Given task
Extract the full listing below without altering a single character.

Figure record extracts
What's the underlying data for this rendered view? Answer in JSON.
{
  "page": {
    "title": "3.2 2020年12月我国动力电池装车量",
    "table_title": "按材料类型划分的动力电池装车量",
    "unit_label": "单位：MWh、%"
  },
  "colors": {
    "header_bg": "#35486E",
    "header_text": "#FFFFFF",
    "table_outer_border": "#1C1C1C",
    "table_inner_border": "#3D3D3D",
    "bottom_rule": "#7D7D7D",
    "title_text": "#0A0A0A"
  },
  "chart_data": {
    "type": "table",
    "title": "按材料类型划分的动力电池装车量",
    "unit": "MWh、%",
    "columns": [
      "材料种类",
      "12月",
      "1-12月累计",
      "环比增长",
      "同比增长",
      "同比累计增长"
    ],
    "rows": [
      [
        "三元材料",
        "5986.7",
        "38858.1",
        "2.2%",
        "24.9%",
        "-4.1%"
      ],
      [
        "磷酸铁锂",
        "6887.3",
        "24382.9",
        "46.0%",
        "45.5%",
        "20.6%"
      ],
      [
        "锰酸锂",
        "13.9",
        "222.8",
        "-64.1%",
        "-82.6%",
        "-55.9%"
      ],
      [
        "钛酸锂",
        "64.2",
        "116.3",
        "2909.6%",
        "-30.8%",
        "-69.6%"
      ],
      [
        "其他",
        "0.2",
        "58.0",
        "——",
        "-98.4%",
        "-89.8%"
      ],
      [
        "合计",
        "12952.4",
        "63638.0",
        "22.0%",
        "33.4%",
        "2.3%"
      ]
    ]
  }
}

Exercise answer
What's the underlying data for this rendered view? Answer in JSON.
{
  "page": {
    "title": "3.2 2020年12月我国动力电池装车量",
    "table_title": "按材料类型划分的动力电池装车量",
    "unit_label": "单位：MWh、%"
  },
  "colors": {
    "header_bg": "#35486E",
    "header_text": "#FFFFFF",
    "table_outer_border": "#1C1C1C",
    "table_inner_border": "#3D3D3D",
    "bottom_rule": "#7D7D7D",
    "title_text": "#0A0A0A"
  },
  "chart_data": {
    "type": "table",
    "title": "按材料类型划分的动力电池装车量",
    "unit": "MWh、%",
    "columns": [
      "材料种类",
      "12月",
      "1-12月累计",
      "环比增长",
      "同比增长",
      "同比累计增长"
    ],
    "rows": [
      [
        "三元材料",
        "5986.7",
        "38858.1",
        "2.2%",
        "24.9%",
        "-4.1%"
      ],
      [
        "磷酸铁锂",
        "6887.3",
        "24382.9",
        "46.0%",
        "45.5%",
        "20.6%"
      ],
      [
        "锰酸锂",
        "13.9",
        "222.8",
        "-64.1%",
        "-82.6%",
        "-55.9%"
      ],
      [
        "钛酸锂",
        "64.2",
        "116.3",
        "2909.6%",
        "-30.8%",
        "-69.6%"
      ],
      [
        "其他",
        "0.2",
        "58.0",
        "——",
        "-98.4%",
        "-89.8%"
      ],
      [
        "合计",
        "12952.4",
        "63638.0",
        "22.0%",
        "33.4%",
        "2.3%"
      ]
    ]
  }
}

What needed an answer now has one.